====== MATERIAL TO PROCESS ======
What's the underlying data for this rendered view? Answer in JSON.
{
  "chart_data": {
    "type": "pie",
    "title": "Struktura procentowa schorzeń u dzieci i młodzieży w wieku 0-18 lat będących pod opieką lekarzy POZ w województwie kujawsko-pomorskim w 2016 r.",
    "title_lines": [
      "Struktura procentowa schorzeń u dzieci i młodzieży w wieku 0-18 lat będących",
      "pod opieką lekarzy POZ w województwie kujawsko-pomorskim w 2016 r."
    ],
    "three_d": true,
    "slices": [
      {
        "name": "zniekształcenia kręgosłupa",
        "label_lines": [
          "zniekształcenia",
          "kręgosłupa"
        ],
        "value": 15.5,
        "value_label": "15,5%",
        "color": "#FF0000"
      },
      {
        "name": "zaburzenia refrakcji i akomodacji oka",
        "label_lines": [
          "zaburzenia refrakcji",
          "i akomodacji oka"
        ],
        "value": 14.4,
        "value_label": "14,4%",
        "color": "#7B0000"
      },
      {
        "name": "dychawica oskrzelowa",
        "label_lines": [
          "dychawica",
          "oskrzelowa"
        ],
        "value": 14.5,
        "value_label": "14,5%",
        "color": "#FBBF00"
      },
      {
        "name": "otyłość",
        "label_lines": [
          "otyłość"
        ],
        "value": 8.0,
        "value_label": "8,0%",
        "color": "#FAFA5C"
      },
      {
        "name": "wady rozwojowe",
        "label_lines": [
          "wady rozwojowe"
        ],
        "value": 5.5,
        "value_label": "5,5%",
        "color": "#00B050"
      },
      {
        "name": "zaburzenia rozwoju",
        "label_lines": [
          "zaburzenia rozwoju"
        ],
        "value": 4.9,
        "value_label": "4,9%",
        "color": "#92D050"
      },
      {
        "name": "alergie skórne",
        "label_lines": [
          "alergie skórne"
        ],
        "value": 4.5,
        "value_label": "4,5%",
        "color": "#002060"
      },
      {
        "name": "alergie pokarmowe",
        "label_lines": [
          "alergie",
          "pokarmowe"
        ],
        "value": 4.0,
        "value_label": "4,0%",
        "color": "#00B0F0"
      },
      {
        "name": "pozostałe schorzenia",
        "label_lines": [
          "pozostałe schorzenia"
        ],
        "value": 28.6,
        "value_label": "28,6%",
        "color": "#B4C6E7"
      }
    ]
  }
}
======
State how many lines in the records above contain the word "name", giving only the number.

9